* **REQUIREMENT**
Rewrite the rows from the line with "entry-headword: γυμνασίαρχος (και" up to and including the line with "derivative-definition: = εξάσκηση, γυμναστική.", substituting "sub-entry" for "derivative-entry" and leaving everything else unchanged.

* **RECORDED DATA**
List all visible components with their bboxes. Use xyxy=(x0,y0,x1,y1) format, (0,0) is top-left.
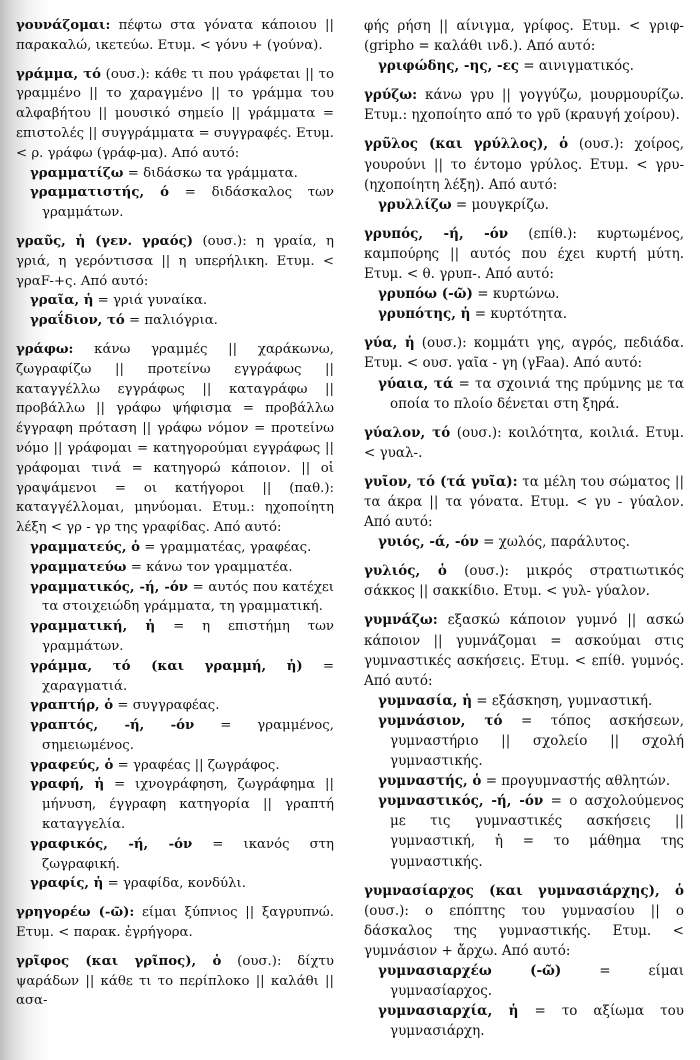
entry-headword: γυμνασίαρχος (και γυμνασιάρχης), ὁ xyxy=(364,882,684,899)
derivative-entry xyxy=(28,617,334,657)
entry-headline xyxy=(364,224,684,284)
derivative-headword: γραμματικός, -ή, -όν xyxy=(30,579,188,595)
derivative-definition: = μουγκρίζω. xyxy=(451,196,549,213)
derivative-entry xyxy=(28,291,334,311)
dictionary-entry xyxy=(364,423,684,463)
derivative-definition: = εξάσκηση, γυμναστική. xyxy=(472,692,653,709)
derivative-headword: γραῖα, ἡ xyxy=(30,293,94,309)
entry-headline xyxy=(16,232,334,291)
derivative-headword: γραπτήρ, ὁ xyxy=(30,698,114,714)
derivative-definition: = χαραγματιά. xyxy=(42,658,334,694)
derivative-definition: = γραμματέας, γραφέας. xyxy=(140,539,312,555)
dictionary-entry xyxy=(16,340,334,894)
derivative-entry xyxy=(28,696,334,716)
entry-headword: γουνάζομαι: xyxy=(16,18,111,33)
dictionary-entry xyxy=(16,16,334,56)
derivative-entry xyxy=(28,538,334,558)
derivative-headword: γρυπόω (-ῶ) xyxy=(378,286,473,303)
derivative-entry xyxy=(28,578,334,618)
derivative-entry xyxy=(376,961,684,1001)
derivative-definition: = χωλός, παράλυτος. xyxy=(478,534,630,551)
entry-definition: (ουσ.): μικρός στρατιωτικός σάκκος || σακκίδιο. Ετυμ. < γυλ- γύαλον. xyxy=(364,563,685,600)
derivative-entry xyxy=(376,791,684,871)
derivative-headword: γραμματεύς, ὁ xyxy=(30,539,141,555)
entry-definition: κάνω γραμμές || χαράκωνω, ζωγραφίζω || προτείνω εγγράφως || καταγγέλλω εγγράφως || καταγράφω || προβάλλω || γράφω ψήφισμα = προβάλλω έγγραφη πρόταση || γράφω νόμον = προτείνω νόμο || γράφομαι = κατηγορούμαι εγγράφως || γράφομαι τινά = κατηγορώ κάποιον. || οἱ γραψάμενοι = οι κατήγοροι || (παθ.): καταγγέλλομαι, μηνύομαι. Ετυμ.: ηχοποίητη λέξη < γρ - γρ της γραφίδας. Από αυτό: xyxy=(16,341,334,536)
derivative-entry xyxy=(376,532,684,552)
derivative-definition: = αινιγματικός. xyxy=(519,58,634,75)
derivative-definition: = γραμμένος, σημειωμένος. xyxy=(42,718,334,753)
entry-definition: κάνω γρυ || γογγύζω, μουρμουρίζω. Ετυμ.: ηχοποίητο από το γρῦ (κραυγή χοίρου). xyxy=(364,87,684,124)
derivative-entry xyxy=(376,691,684,711)
dictionary-entry xyxy=(364,333,684,413)
derivative-definition: = ιχνογράφηση, ζωγράφημα || μήνυση, έγγραφη κατηγορία || γραπτή καταγγελία. xyxy=(42,777,334,833)
derivative-entry xyxy=(376,374,684,414)
entry-headline xyxy=(364,561,684,601)
derivative-headword: γραμματιστής, ό xyxy=(30,185,170,201)
dictionary-entry xyxy=(364,881,684,1042)
derivative-headword: γραμματίζω xyxy=(30,165,124,181)
derivative-definition: = η επιστήμη των γραμμάτων. xyxy=(42,619,334,654)
derivative-entry xyxy=(376,304,684,324)
entry-headword: γράφω: xyxy=(16,341,74,357)
derivative-entry xyxy=(28,874,334,894)
dictionary-entry xyxy=(364,224,684,324)
derivative-headword: γραπτός, -ή, -όν xyxy=(30,718,195,734)
entry-definition: (ουσ.): κοιλότητα, κοιλιά. Ετυμ. < γυαλ-. xyxy=(364,424,684,461)
derivative-definition: = ικανός στη ζωγραφική. xyxy=(42,836,334,872)
entry-headword: γυλιός, ὁ xyxy=(364,563,447,580)
entry-headline xyxy=(16,65,334,164)
dictionary-entry xyxy=(364,472,684,552)
derivative-definition: = συγγραφέας. xyxy=(113,698,220,714)
entry-headword: γρυπός, -ή, -όν xyxy=(364,225,509,242)
dictionary-entry xyxy=(364,85,684,125)
derivative-headword: γραφικός, -ή, -όν xyxy=(30,836,193,852)
derivative-definition: = γριά γυναίκα. xyxy=(93,293,208,309)
derivative-headword: γραφεύς, ὁ xyxy=(30,757,114,773)
entry-definition: εξασκώ κάποιον γυμνό || ασκώ κάποιον || γυμνάζομαι = ασκούμαι στις γυμναστικές ασκήσεις. Ετυμ. < επίθ. γυμνός. Από αυτό: xyxy=(364,612,684,689)
derivative-definition: = παλιόγρια. xyxy=(124,313,218,329)
dictionary-entry xyxy=(16,952,334,1011)
derivative-definition: = κυρτώνω. xyxy=(472,286,560,303)
derivative-entry xyxy=(376,1001,684,1041)
entry-definition: (επίθ.): κυρτωμένος, καμπούρης || αυτός που έχει κυρτή μύτη. Ετυμ. < θ. γρυπ-. Από αυτό: xyxy=(364,225,684,283)
entry-definition: είμαι ξύπνιος || ξαγρυπνώ. Ετυμ. < παρακ. ἐγρήγορα. xyxy=(16,905,334,941)
right-column xyxy=(364,16,684,1050)
entry-headword: γρῖφος (και γρῖπος), ὁ xyxy=(16,953,222,969)
entry-headword: γύαλον, τό xyxy=(364,424,451,441)
derivative-definition: = προγυμναστής αθλητών. xyxy=(481,773,671,790)
entry-headline xyxy=(16,903,334,943)
entry-headline xyxy=(16,16,334,56)
entry-headword: γράμμα, τό xyxy=(16,66,102,82)
derivative-headword: γρυπότης, ἡ xyxy=(378,306,471,323)
derivative-definition: = κυρτότητα. xyxy=(470,306,567,323)
entry-headline xyxy=(364,610,684,690)
entry-definition: (ουσ.): χοίρος, γουρούνι || το έντομο γρύλος. Ετυμ. < γρυ- (ηχοποίητη λέξη). Από αυτό: xyxy=(364,136,684,193)
entry-headword: γυμνάζω: xyxy=(364,612,438,629)
derivative-definition: = γραφίδα, κονδύλι. xyxy=(103,876,246,892)
derivative-definition: = αυτός που κατέχει τα στοιχειώδη γράμματα, τη γραμματική. xyxy=(42,579,334,615)
entry-definition: τα μέλη του σώματος || τα άκρα || τα γόνατα. Ετυμ. < γυ - γύαλον. Από αυτό: xyxy=(364,473,684,531)
derivative-entry xyxy=(28,716,334,756)
derivative-entry xyxy=(28,183,334,223)
derivative-definition: = ο ασχολούμενος με τις γυμναστικές ασκήσεις || γυμναστική, ἡ = το μάθημα της γυμναστικής. xyxy=(390,793,684,870)
entry-headword: γύα, ἡ xyxy=(364,335,415,352)
dictionary-entry xyxy=(16,232,334,331)
derivative-definition: = διδάσκω τα γράμματα. xyxy=(123,165,298,181)
derivative-headword: γραφή, ἡ xyxy=(30,777,105,793)
derivative-entry xyxy=(28,775,334,834)
entry-headline xyxy=(364,472,684,532)
derivative-headword: γραφίς, ἡ xyxy=(30,876,104,892)
derivative-headword: γυμνασιαρχέω (-ῶ) xyxy=(378,963,562,980)
derivative-entry xyxy=(376,284,684,304)
entry-headline xyxy=(364,85,684,125)
derivative-headword: γράμμα, τό (και γραμμή, ἡ) xyxy=(30,658,303,674)
derivative-entry xyxy=(28,756,334,776)
derivative-headword: γραΐδιον, τό xyxy=(30,313,125,329)
derivative-headword: γυμναστικός, -ή, -όν xyxy=(378,793,544,810)
derivative-headword: γυμνάσιον, τό xyxy=(378,712,503,729)
entry-headline xyxy=(16,340,334,538)
derivative-headword: γρυλλίζω xyxy=(378,196,452,213)
entry-headline xyxy=(364,134,684,194)
derivative-headword: γυμναστής, ὁ xyxy=(378,773,482,790)
derivative-definition: = τόπος ασκήσεων, γυμναστήριο || σχολείο || σχολή γυμναστικής. xyxy=(390,712,684,770)
entry-headword: γυῖον, τό (τά γυῖα): xyxy=(364,473,518,490)
derivative-definition: = κάνω τον γραμματέα. xyxy=(126,559,293,575)
entry-definition: (ουσ.): δίχτυ ψαράδων || κάθε τι το περίπλοκο || καλάθι || ασα- xyxy=(16,953,334,1009)
derivative-headword: γυμνασιαρχία, ἡ xyxy=(378,1003,519,1020)
derivative-entry xyxy=(376,771,684,791)
entry-headline xyxy=(364,881,684,961)
derivative-headword: γραμματική, ἡ xyxy=(30,619,156,635)
derivative-definition: = το αξίωμα του γυμνασιάρχη. xyxy=(390,1003,684,1040)
entry-headword: γρῦλος (και γρύλλος), ὁ xyxy=(364,136,569,153)
dictionary-entry xyxy=(364,561,684,601)
entry-headword: γραῦς, ἡ (γεν. γραός) xyxy=(16,233,194,249)
derivative-definition: = είμαι γυμνασίαρχος. xyxy=(390,963,684,1000)
dictionary-entry xyxy=(364,134,684,214)
entry-headline xyxy=(364,16,684,56)
entry-headword: γρύζω: xyxy=(364,87,418,104)
entry-headline xyxy=(364,333,684,373)
entry-headline xyxy=(16,952,334,1011)
derivative-headword: γυμνασία, ἡ xyxy=(378,692,473,709)
entry-definition: πέφτω στα γόνατα κάποιου || παρακαλώ, ικετεύω. Ετυμ. < γόνυ + (γούνα). xyxy=(16,18,334,53)
derivative-headword: γυιός, -ά, -όν xyxy=(378,534,479,551)
dictionary-entry xyxy=(364,610,684,871)
derivative-entry xyxy=(376,195,684,215)
entry-definition: (ουσ.): ο επόπτης του γυμνασίου || ο δάσκαλος της γυμναστικής. Ετυμ. < γυμνάσιον + ἄρχω. Από αυτό: xyxy=(364,902,684,959)
entry-definition: (ουσ.): κάθε τι που γράφεται || το γραμμένο || το χαραγμένο || το γράμμα του αλφαβήτου || μουσικό σημείο || γράμματα = επιστολές || συγγράμματα = συγγραφές. Ετυμ. < ρ. γράφω (γράφ-μα). Από αυτό: xyxy=(16,66,335,161)
derivative-headword: γριφώδης, -ης, -ες xyxy=(378,58,519,75)
entry-definition: φής ρήση || αίνιγμα, γρίφος. Ετυμ. < γριφ- (gripho = καλάθι ινδ.). Από αυτό: xyxy=(364,18,684,55)
derivative-definition: = διδάσκαλος των γραμμάτων. xyxy=(42,185,334,221)
derivative-entry xyxy=(376,711,684,771)
entry-headline xyxy=(364,423,684,463)
derivative-definition: = γραφέας || ζωγράφος. xyxy=(113,757,280,773)
left-column xyxy=(16,16,334,1020)
entry-definition: (ουσ.): η γραία, η γριά, η γερόντισσα || η υπερήλικη. Ετυμ. < γραF-+ς. Από αυτό: xyxy=(16,233,335,289)
entry-headword: γρηγορέω (-ῶ): xyxy=(16,905,135,921)
derivative-entry xyxy=(28,311,334,331)
derivative-entry xyxy=(28,558,334,578)
derivative-entry xyxy=(28,657,334,697)
derivative-headword: γύαια, τά xyxy=(378,375,454,392)
derivative-definition: = τα σχοινιά της πρύμνης με τα οποία το πλοίο δένεται στη ξηρά. xyxy=(390,375,684,412)
derivative-entry xyxy=(376,56,684,76)
derivative-headword: γραμματεύω xyxy=(30,559,127,575)
derivative-entry xyxy=(28,164,334,184)
derivative-entry xyxy=(28,835,334,875)
dictionary-entry xyxy=(16,65,334,223)
dictionary-entry xyxy=(16,903,334,943)
dictionary-entry xyxy=(364,16,684,76)
entry-definition: (ουσ.): κομμάτι γης, αγρός, πεδιάδα. Ετυμ. < ουσ. γαῖα - γη (γFaa). Από αυτό: xyxy=(364,335,684,372)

* **RESPONSE BELOW**
entry-headword: γυμνασίαρχος (και γυμνασιάρχης), ὁ xyxy=(364,882,684,899)
sub-entry xyxy=(28,617,334,657)
entry-headline xyxy=(364,224,684,284)
derivative-headword: γραμματικός, -ή, -όν xyxy=(30,579,188,595)
derivative-definition: = μουγκρίζω. xyxy=(451,196,549,213)
sub-entry xyxy=(28,291,334,311)
dictionary-entry xyxy=(364,423,684,463)
derivative-definition: = εξάσκηση, γυμναστική. xyxy=(472,692,653,709)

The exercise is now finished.